DIRECTIVE - Return every line of the listing that contains the string "Revisa", treating uppercase and lowercase letters as different.

ROWS -
—————

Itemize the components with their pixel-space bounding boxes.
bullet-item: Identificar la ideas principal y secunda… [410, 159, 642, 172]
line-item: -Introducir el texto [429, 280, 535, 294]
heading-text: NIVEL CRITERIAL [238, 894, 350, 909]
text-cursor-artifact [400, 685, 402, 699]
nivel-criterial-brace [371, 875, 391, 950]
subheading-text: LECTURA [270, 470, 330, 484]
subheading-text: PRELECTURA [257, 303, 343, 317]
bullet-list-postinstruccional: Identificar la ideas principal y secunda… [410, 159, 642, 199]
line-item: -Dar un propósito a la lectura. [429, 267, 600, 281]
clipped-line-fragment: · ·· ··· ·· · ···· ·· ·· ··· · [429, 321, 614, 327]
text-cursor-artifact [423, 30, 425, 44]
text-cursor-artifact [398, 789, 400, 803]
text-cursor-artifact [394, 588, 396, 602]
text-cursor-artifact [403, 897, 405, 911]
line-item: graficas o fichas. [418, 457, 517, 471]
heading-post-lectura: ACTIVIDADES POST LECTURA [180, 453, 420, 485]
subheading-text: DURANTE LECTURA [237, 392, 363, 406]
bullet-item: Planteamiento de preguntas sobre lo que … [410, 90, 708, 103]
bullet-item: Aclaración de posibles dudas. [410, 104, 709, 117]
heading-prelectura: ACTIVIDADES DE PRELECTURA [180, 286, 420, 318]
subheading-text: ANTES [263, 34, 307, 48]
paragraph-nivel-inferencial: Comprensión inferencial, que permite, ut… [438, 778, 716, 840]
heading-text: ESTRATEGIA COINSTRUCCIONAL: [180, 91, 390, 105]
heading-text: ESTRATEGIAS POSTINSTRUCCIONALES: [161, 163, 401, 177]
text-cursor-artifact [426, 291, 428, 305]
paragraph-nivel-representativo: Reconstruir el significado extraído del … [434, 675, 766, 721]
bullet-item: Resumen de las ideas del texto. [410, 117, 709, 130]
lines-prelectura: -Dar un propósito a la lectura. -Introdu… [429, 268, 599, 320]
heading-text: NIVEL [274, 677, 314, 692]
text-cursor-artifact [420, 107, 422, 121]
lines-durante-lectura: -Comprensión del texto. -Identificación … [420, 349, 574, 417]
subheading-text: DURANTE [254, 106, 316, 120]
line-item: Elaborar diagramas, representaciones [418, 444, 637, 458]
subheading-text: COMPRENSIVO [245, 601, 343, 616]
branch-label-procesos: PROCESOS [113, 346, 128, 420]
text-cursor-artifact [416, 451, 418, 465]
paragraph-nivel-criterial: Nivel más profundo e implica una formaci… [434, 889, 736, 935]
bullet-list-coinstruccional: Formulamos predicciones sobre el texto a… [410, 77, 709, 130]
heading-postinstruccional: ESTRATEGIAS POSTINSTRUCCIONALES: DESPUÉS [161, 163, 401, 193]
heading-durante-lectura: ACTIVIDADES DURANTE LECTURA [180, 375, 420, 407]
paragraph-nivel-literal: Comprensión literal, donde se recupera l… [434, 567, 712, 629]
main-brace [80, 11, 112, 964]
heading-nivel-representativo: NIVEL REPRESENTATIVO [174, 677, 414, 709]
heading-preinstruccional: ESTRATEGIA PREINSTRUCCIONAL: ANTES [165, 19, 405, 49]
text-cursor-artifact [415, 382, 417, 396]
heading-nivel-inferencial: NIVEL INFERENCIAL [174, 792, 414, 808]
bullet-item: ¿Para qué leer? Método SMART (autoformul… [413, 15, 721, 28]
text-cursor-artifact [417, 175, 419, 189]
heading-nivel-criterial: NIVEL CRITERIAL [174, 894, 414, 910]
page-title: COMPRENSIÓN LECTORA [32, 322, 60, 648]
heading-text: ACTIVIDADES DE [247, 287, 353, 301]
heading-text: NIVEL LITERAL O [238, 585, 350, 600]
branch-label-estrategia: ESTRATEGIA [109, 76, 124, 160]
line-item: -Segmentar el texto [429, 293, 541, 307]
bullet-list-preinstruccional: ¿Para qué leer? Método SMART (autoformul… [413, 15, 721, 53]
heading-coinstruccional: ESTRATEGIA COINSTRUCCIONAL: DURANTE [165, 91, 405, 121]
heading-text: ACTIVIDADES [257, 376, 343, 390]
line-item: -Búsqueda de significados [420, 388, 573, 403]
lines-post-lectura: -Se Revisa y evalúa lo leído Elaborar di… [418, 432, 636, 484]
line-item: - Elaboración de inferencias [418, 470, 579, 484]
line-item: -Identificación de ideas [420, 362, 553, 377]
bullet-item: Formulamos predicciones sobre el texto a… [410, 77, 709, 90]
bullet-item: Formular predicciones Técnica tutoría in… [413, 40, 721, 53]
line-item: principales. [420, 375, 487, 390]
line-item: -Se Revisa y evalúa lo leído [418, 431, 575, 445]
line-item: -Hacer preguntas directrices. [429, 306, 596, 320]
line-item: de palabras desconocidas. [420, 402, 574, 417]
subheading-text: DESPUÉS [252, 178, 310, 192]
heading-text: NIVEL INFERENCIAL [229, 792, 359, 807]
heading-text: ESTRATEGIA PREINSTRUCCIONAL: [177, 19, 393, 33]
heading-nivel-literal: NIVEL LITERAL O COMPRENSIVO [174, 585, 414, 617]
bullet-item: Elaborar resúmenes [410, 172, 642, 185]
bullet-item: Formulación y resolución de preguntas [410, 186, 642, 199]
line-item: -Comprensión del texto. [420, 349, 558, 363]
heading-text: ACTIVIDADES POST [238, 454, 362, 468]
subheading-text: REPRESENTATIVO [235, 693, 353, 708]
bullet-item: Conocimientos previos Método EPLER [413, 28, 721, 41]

—————

SOLUTION TO THE PROBLEM -
lines-post-lectura: -Se Revisa y evalúa lo leído Elaborar di… [418, 432, 636, 484]
line-item: -Se Revisa y evalúa lo leído [418, 431, 575, 445]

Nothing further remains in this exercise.